### Directive:
Pull out from the material below all lines with "chip".

### Records for this exercise:
————

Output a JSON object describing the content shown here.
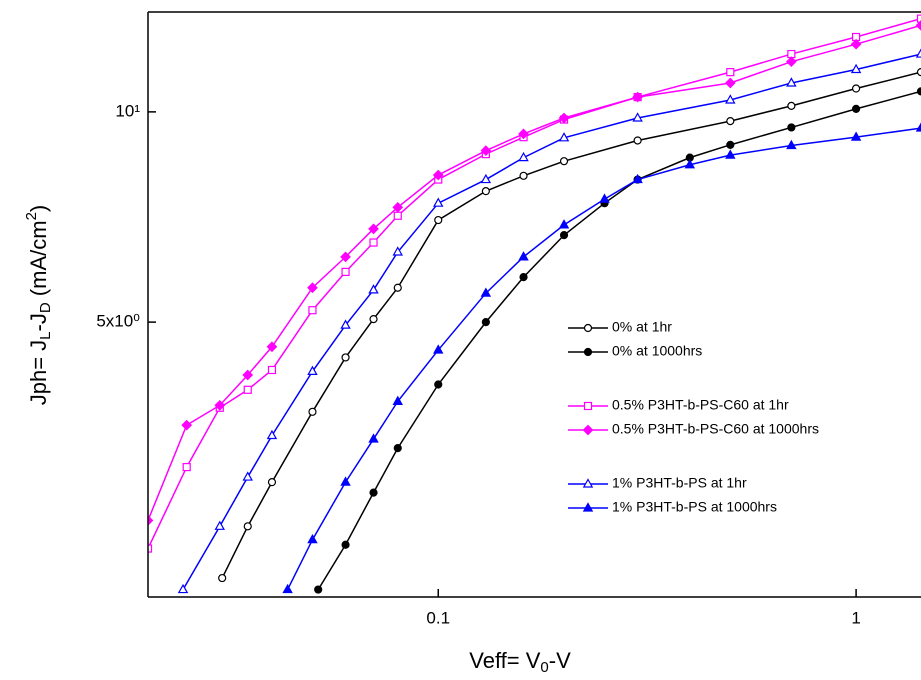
{
  "chart_data": {
    "type": "line",
    "x_label": [
      "Veff= V",
      "0",
      "-V"
    ],
    "y_label": [
      "Jph= J",
      "L",
      "-J",
      "D",
      " (mA/cm",
      "2",
      ")"
    ],
    "xscale": "log",
    "yscale": "log",
    "xlim": [
      0.0202,
      1.43
    ],
    "ylim": [
      2.02,
      13.9
    ],
    "xticks": [
      0.1,
      1
    ],
    "yticks": [
      {
        "value": 5,
        "label": "5x10⁰"
      },
      {
        "value": 10,
        "label": "10¹"
      }
    ],
    "legend": "right",
    "series": [
      {
        "name": "0% at 1hr",
        "color": "#000000",
        "marker": "circle",
        "filled": false,
        "x": [
          0.0304,
          0.035,
          0.04,
          0.05,
          0.06,
          0.07,
          0.08,
          0.1,
          0.13,
          0.16,
          0.2,
          0.3,
          0.5,
          0.7,
          1.0,
          1.43
        ],
        "values": [
          2.15,
          2.55,
          2.95,
          3.72,
          4.45,
          5.05,
          5.6,
          7.0,
          7.7,
          8.1,
          8.5,
          9.1,
          9.7,
          10.2,
          10.8,
          11.4
        ]
      },
      {
        "name": "0% at 1000hrs",
        "color": "#000000",
        "marker": "circle",
        "filled": true,
        "x": [
          0.0516,
          0.06,
          0.07,
          0.08,
          0.1,
          0.13,
          0.16,
          0.2,
          0.25,
          0.3,
          0.4,
          0.5,
          0.7,
          1.0,
          1.43
        ],
        "values": [
          2.07,
          2.4,
          2.85,
          3.3,
          4.07,
          5.0,
          5.8,
          6.66,
          7.4,
          8.0,
          8.6,
          8.97,
          9.5,
          10.1,
          10.7
        ]
      },
      {
        "name": "0.5% P3HT-b-PS-C60 at 1hr",
        "color": "#ff00ff",
        "marker": "square",
        "filled": false,
        "x": [
          0.0202,
          0.025,
          0.03,
          0.035,
          0.04,
          0.05,
          0.06,
          0.07,
          0.08,
          0.1,
          0.13,
          0.16,
          0.2,
          0.3,
          0.5,
          0.7,
          1.0,
          1.43
        ],
        "values": [
          2.37,
          3.1,
          3.77,
          4.0,
          4.27,
          5.2,
          5.9,
          6.5,
          7.1,
          8.0,
          8.7,
          9.2,
          9.75,
          10.5,
          11.4,
          12.1,
          12.8,
          13.6
        ]
      },
      {
        "name": "0.5% P3HT-b-PS-C60 at 1000hrs",
        "color": "#ff00ff",
        "marker": "diamond",
        "filled": true,
        "x": [
          0.0202,
          0.025,
          0.03,
          0.035,
          0.04,
          0.05,
          0.06,
          0.07,
          0.08,
          0.1,
          0.13,
          0.16,
          0.2,
          0.3,
          0.5,
          0.7,
          1.0,
          1.43
        ],
        "values": [
          2.6,
          3.56,
          3.8,
          4.2,
          4.61,
          5.6,
          6.2,
          6.8,
          7.3,
          8.12,
          8.8,
          9.3,
          9.8,
          10.5,
          11.0,
          11.8,
          12.5,
          13.3
        ]
      },
      {
        "name": "1% P3HT-b-PS at 1hr",
        "color": "#0000ff",
        "marker": "triangle",
        "filled": false,
        "x": [
          0.0245,
          0.03,
          0.035,
          0.04,
          0.05,
          0.06,
          0.07,
          0.08,
          0.1,
          0.13,
          0.16,
          0.2,
          0.3,
          0.5,
          0.7,
          1.0,
          1.43
        ],
        "values": [
          2.07,
          2.55,
          3.0,
          3.44,
          4.25,
          4.95,
          5.56,
          6.3,
          7.4,
          8.0,
          8.6,
          9.18,
          9.8,
          10.4,
          11.0,
          11.5,
          12.1
        ]
      },
      {
        "name": "1% P3HT-b-PS at 1000hrs",
        "color": "#0000ff",
        "marker": "triangle",
        "filled": true,
        "x": [
          0.0436,
          0.05,
          0.06,
          0.07,
          0.08,
          0.1,
          0.13,
          0.16,
          0.2,
          0.25,
          0.3,
          0.4,
          0.5,
          0.7,
          1.0,
          1.43
        ],
        "values": [
          2.07,
          2.44,
          2.95,
          3.4,
          3.85,
          4.56,
          5.5,
          6.2,
          6.89,
          7.5,
          8.0,
          8.4,
          8.67,
          8.95,
          9.2,
          9.48
        ]
      }
    ]
  }
}
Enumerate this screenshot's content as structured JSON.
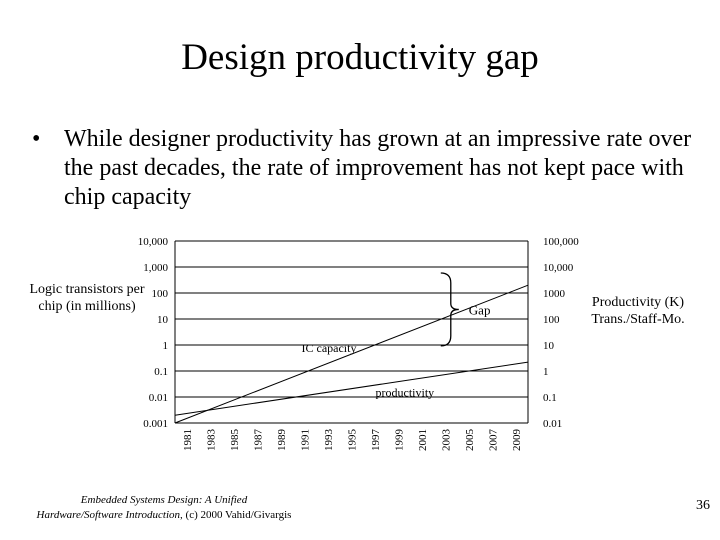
{
  "slide": {
    "title": "Design productivity gap",
    "bullet_marker": "•",
    "bullet_text": "While designer productivity has grown at an impressive rate over the past decades, the rate of improvement has not kept pace with chip capacity",
    "footer_line1": "Embedded Systems Design: A Unified",
    "footer_line2": "Hardware/Software Introduction,",
    "footer_copyright": "(c) 2000 Vahid/Givargis",
    "page_number": "36"
  },
  "chart_data": {
    "type": "line",
    "title": "",
    "y_left_label": "Logic transistors per chip (in millions)",
    "y_right_label": "Productivity (K) Trans./Staff-Mo.",
    "y_left_ticks": [
      "10,000",
      "1,000",
      "100",
      "10",
      "1",
      "0.1",
      "0.01",
      "0.001"
    ],
    "y_right_ticks": [
      "100,000",
      "10,000",
      "1000",
      "100",
      "10",
      "1",
      "0.1",
      "0.01"
    ],
    "x_ticks": [
      "1981",
      "1983",
      "1985",
      "1987",
      "1989",
      "1991",
      "1993",
      "1995",
      "1997",
      "1999",
      "2001",
      "2003",
      "2005",
      "2007",
      "2009"
    ],
    "x_range": [
      1981,
      2009
    ],
    "y_left_range_log10": [
      -3,
      4
    ],
    "series": [
      {
        "name": "IC capacity",
        "axis": "left",
        "x": [
          1981,
          2009
        ],
        "y": [
          0.001,
          200
        ]
      },
      {
        "name": "productivity",
        "axis": "right",
        "x": [
          1981,
          2009
        ],
        "y": [
          0.02,
          2.2
        ]
      }
    ],
    "annotations": [
      {
        "text": "Gap",
        "between": [
          "IC capacity",
          "productivity"
        ],
        "near_x": 2007
      }
    ]
  }
}
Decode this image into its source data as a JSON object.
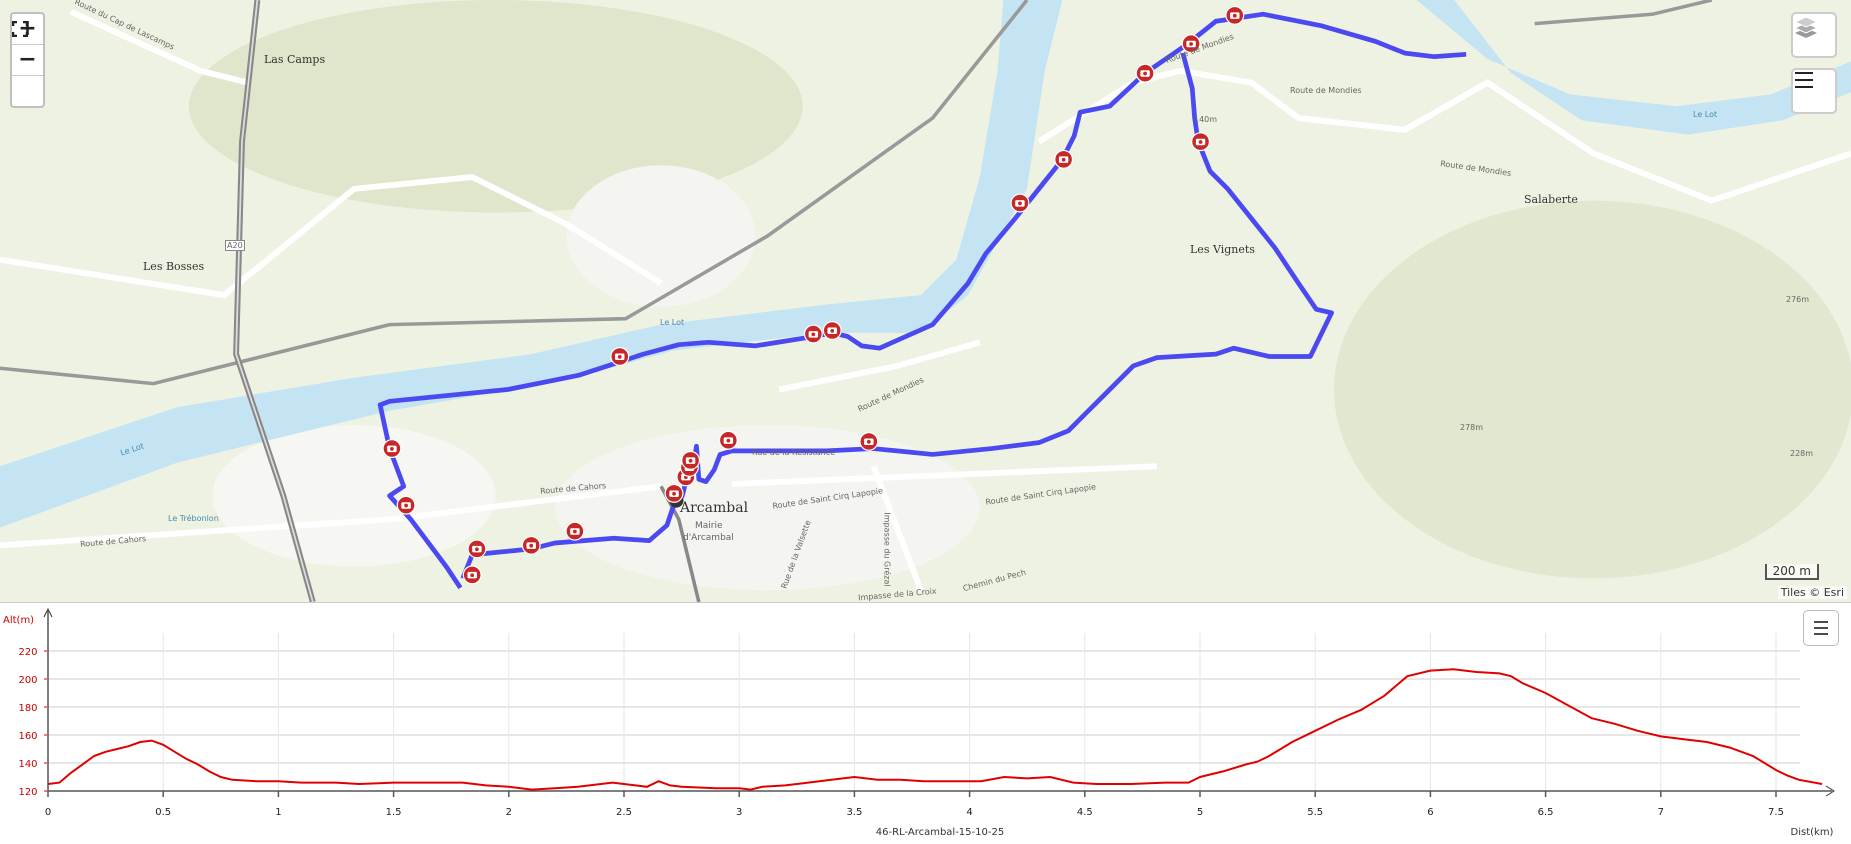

————

### Correct output:
    "bullet_text": "While designer productivity has grown at an impressive rate over the past decades, the rate of improvement has not kept pace with chip capacity",
    "y_left_label": "Logic transistors per chip (in millions)",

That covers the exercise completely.